Stated problem: Write out each entry again. Keep every word exactly as it is.

Input material:
* * *
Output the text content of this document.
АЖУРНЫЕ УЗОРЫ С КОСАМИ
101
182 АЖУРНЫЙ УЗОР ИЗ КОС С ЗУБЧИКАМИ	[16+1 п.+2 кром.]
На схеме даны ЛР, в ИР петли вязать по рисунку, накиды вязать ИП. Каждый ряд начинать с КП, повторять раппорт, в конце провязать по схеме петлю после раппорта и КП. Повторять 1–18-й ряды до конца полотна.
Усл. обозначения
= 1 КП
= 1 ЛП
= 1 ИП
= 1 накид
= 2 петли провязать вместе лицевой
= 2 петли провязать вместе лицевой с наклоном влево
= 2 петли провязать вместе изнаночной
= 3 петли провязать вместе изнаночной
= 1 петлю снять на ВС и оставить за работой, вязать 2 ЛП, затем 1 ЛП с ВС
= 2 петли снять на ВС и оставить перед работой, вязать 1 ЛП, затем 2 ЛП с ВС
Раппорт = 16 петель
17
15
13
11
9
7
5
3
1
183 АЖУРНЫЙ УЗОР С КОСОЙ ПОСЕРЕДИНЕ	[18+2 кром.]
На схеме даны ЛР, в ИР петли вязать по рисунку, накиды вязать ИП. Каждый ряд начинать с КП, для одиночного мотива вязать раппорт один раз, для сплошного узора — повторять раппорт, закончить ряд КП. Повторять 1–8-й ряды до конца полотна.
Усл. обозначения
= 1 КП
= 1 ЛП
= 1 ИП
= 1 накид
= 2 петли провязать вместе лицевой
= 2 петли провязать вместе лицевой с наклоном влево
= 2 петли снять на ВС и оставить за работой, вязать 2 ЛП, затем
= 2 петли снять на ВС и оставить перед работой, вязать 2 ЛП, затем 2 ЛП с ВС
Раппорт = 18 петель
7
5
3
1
* * *
Result of the task:
Output the text content of this document.
АЖУРНЫЕ УЗОРЫ С КОСАМИ
101
182 АЖУРНЫЙ УЗОР ИЗ КОС С ЗУБЧИКАМИ	[16+1 п.+2 кром.]
На схеме даны ЛР, в ИР петли вязать по рисунку, накиды вязать ИП. Каждый ряд начинать с КП, повторять раппорт, в конце провязать по схеме петлю после раппорта и КП. Повторять 1–18-й ряды до конца полотна.
Усл. обозначения
= 1 КП
= 1 ЛП
= 1 ИП
= 1 накид
= 2 петли провязать вместе лицевой
= 2 петли провязать вместе лицевой с наклоном влево
= 2 петли провязать вместе изнаночной
= 3 петли провязать вместе изнаночной
= 1 петлю снять на ВС и оставить за работой, вязать 2 ЛП, затем 1 ЛП с ВС
= 2 петли снять на ВС и оставить перед работой, вязать 1 ЛП, затем 2 ЛП с ВС
Раппорт = 16 петель
17
15
13
11
9
7
5
3
1
183 АЖУРНЫЙ УЗОР С КОСОЙ ПОСЕРЕДИНЕ	[18+2 кром.]
На схеме даны ЛР, в ИР петли вязать по рисунку, накиды вязать ИП. Каждый ряд начинать с КП, для одиночного мотива вязать раппорт один раз, для сплошного узора — повторять раппорт, закончить ряд КП. Повторять 1–8-й ряды до конца полотна.
Усл. обозначения
= 1 КП
= 1 ЛП
= 1 ИП
= 1 накид
= 2 петли провязать вместе лицевой
= 2 петли провязать вместе лицевой с наклоном влево
= 2 петли снять на ВС и оставить за работой, вязать 2 ЛП, затем
= 2 петли снять на ВС и оставить перед работой, вязать 2 ЛП, затем 2 ЛП с ВС
Раппорт = 18 петель
7
5
3
1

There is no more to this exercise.